Furthermore, the thermal vorticity is responsible for the local polarization of particles in the fluid according to the formula [12]

$$\begin{aligned} \Pi _\mu (x,p) = -\frac{1}{8} \epsilon _{\mu \rho \sigma \tau } (1-n_F)\, {\varpi }^{\rho \sigma } \frac{p^\tau }{m}, \end{aligned}$$

which applies to spin 1/2 fermions, \(n_F\) being the Fermi–Dirac–Juttner distribution function,

$$\begin{aligned} n_F = \frac{1}{\mathrm{e}^{\beta (x)\cdot p - \mu /T}+1}. \end{aligned}$$

Similarly to the previous subsection, one can readily obtain the relation between T-vorticity and thermal vorticity:

$$\begin{aligned} {\varpi }_{\mu \nu } = \frac{1}{2T^2} \left[ (\partial _\mu T) \, u_\nu - (\partial _\nu T) \, u_\mu \right] + \frac{1}{T^2} \Omega _{\mu \nu } . \end{aligned}$$

Again, the double-transverse projection of \({\varpi }\) is proportional to the one of \(\Omega \):

$$\begin{aligned} \Delta _{\mu \rho }\Delta _{\nu \sigma } {\varpi }^{\rho \sigma } \equiv {\varpi }^\Delta _{\mu \nu } = \frac{1}{T^2} \Omega _{\mu \nu }^\Delta = \frac{1}{T} \omega ^\Delta , \end{aligned}$$

whereas the mixed projection turns out to be, using Eq. (13),

$$\begin{aligned} u^\rho {\varpi }_{\rho \sigma } \Delta ^{\sigma \nu } = \frac{1}{2T^2} \nabla ^\nu T + \frac{A^\nu }{2T} . \end{aligned}$$

Again, for an ideal uncharged fluid with \(\omega ^\Delta =0\) at the initial time, by using the equations of motion (6), one sees that the above projection is just \(A^\nu /T\) and that the thermal vorticity is simply

$$\begin{aligned} {\varpi }_{\mu \nu } = \frac{1}{T} (A_\mu u_\nu - A_\nu u_\mu ) . \end{aligned}$$

A common feature of the kinematical and thermal vorticity is that their purely spatial components can be non-vanishing if the acceleration and velocity field are non-parallel, even though velocity is vanishing at the beginning.

Element location data:
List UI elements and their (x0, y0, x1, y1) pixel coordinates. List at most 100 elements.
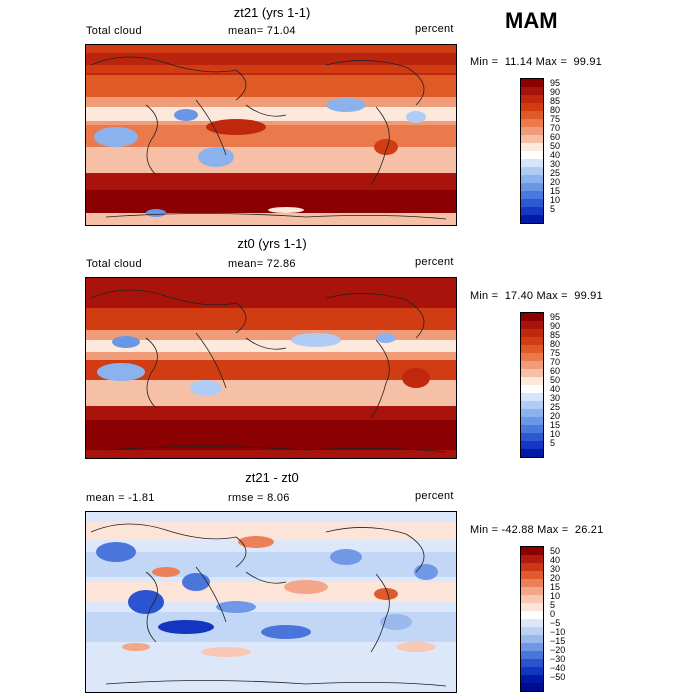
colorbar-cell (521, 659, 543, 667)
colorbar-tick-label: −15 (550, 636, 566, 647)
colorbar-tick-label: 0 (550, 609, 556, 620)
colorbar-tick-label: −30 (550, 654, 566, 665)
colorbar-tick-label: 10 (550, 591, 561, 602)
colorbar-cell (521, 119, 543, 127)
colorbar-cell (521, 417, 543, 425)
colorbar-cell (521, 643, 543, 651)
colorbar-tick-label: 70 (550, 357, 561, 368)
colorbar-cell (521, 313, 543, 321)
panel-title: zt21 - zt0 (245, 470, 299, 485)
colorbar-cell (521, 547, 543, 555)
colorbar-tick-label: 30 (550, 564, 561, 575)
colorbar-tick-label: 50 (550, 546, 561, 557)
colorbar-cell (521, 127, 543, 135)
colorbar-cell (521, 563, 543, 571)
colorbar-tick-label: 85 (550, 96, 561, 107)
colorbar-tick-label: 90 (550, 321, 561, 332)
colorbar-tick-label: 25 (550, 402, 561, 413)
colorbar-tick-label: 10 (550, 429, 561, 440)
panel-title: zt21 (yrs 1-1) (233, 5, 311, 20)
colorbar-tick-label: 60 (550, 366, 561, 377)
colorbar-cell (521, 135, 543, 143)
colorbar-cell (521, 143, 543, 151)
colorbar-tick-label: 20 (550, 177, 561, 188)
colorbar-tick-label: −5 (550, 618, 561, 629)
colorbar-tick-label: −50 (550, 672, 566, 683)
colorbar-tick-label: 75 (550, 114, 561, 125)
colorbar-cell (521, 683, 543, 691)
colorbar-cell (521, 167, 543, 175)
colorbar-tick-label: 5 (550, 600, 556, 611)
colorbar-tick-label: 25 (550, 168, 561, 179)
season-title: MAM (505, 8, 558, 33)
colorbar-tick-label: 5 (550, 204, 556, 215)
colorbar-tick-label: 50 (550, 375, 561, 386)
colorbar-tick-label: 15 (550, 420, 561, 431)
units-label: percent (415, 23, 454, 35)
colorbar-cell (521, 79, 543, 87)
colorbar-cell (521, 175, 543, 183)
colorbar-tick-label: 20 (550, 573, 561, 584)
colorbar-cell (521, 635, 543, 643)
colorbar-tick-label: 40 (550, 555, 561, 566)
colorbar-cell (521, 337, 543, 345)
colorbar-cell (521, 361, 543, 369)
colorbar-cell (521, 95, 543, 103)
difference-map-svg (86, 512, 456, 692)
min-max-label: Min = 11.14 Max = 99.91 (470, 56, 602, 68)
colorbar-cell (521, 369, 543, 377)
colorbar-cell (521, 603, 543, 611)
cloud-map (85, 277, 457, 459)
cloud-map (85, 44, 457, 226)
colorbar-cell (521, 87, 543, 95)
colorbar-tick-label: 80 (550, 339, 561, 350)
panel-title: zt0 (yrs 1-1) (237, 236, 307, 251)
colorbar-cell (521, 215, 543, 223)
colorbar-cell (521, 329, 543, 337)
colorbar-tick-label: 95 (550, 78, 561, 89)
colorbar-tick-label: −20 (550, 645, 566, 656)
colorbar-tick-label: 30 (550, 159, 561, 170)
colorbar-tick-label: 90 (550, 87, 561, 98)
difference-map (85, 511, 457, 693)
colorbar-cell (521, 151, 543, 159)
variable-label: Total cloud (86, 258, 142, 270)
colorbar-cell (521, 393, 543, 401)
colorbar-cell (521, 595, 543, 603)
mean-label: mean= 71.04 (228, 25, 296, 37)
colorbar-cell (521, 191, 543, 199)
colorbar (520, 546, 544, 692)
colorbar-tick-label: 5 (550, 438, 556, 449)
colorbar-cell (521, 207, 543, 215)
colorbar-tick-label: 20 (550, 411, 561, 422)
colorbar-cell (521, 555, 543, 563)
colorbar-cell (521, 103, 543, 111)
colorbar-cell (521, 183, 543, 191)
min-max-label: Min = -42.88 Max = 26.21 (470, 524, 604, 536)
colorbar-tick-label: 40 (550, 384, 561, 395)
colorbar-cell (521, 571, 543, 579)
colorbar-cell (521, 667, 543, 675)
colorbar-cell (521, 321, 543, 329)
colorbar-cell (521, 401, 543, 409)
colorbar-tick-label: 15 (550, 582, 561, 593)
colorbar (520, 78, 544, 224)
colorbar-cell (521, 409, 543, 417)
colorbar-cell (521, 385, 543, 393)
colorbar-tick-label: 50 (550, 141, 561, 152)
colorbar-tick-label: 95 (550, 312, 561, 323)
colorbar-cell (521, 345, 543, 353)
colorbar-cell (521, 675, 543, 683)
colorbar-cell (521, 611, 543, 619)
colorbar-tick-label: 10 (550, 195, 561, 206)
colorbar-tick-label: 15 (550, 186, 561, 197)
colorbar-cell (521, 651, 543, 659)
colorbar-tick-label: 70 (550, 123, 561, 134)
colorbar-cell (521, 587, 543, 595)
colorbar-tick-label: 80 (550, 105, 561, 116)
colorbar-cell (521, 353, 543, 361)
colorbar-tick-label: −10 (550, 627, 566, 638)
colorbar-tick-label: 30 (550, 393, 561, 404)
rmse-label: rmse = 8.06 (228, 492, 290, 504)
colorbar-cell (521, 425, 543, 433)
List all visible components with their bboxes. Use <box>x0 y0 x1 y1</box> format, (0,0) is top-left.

Directions for this task | Carry on the passage about thermal vorticity from its final sentence.

Task output |
3 High energy nuclear collisions

In nuclear collisions at very large energy, the QCD plasma is an almost uncharged fluid. Therefore, according to previous section’s arguments, in the ideal fluid approximation, if the transversely projected vorticity tensor \(\omega ^\Delta \) initially vanishes, so will the transverse projection \(\Omega ^\Delta \) and \({\varpi }^\Delta \) and the kinematical and thermal vorticities will be given by the formulas (9) and (14), respectively. Indeed, the T-vorticity \(\Omega \) will vanish throughout because also its longitudinal projection-vanishes according to Eq. (6). This is precisely what happens for the usually assumed BIC for the flow at \(\tau _0\), that is \(u^x=u^y=u^\eta =0\), where one has \(\omega ^\Delta =0\) at the beginning as it can be readily realized from the definition (1). On the other hand, for a viscous uncharged fluid, transverse vorticities can develop even if they are zero at the beginning.

It should be noted, though, that even if the space–space components (\(x,y,\eta \) indices) of the kinematical vorticity tensor vanish at the initial Bjorken time \(\tau _0\), they can develop at later times even for an ideal fluid if the spatial parts of the acceleration and velocity fields are not parallel, according to Eq. (9). The equation makes it clear that the onset of spatial components of the vorticity is indeed a relativistic effect as, with the proper dimensions, it goes like (\(\mathbf{a} \times \mathbf{v})/c^2\).

In the full longitudinally boost invariant Bjorken picture, that is, \(u^\eta = 0\) throughout the fluid evolution, in the ideal case, as \(\omega ^\Delta =0\), the only allowed components of the kinematical vorticity are \(\omega ^{\tau x}, \omega ^{\tau y}\) and \(\omega ^{xy}\) from the first Eq. (2). The \(\omega ^{xy}\) component, at \(\eta =0\), because of the reflection symmetry (see Fig. 1) in both the x and the y axes, can be different from zero but it ought to change sign by moving clockwise (or counterclockwise) to the neighboring quadrant of the xy plane; for central collisions it simply vanishes.

However, in the viscous case, more components of the vorticities can be non-vanishing. Furthermore, in more realistic \(3+1\) D hydrodynamical calculations, a non-vanishing \(u^\eta \) can develop because of the asymmetries of the initial energy density in the \(x-\eta \) and \(y-\eta \) planes at finite impact parameter. The asymmetry is essential to reproduce the observed directed flow coefficient \(v_1(y)\) in a \(3+1\) D ideal hydrodynamic calculation with BIC, as shown by Bozek and Wyskiel [18], and gives the plasma a total angular momentum, as will be discussed later on.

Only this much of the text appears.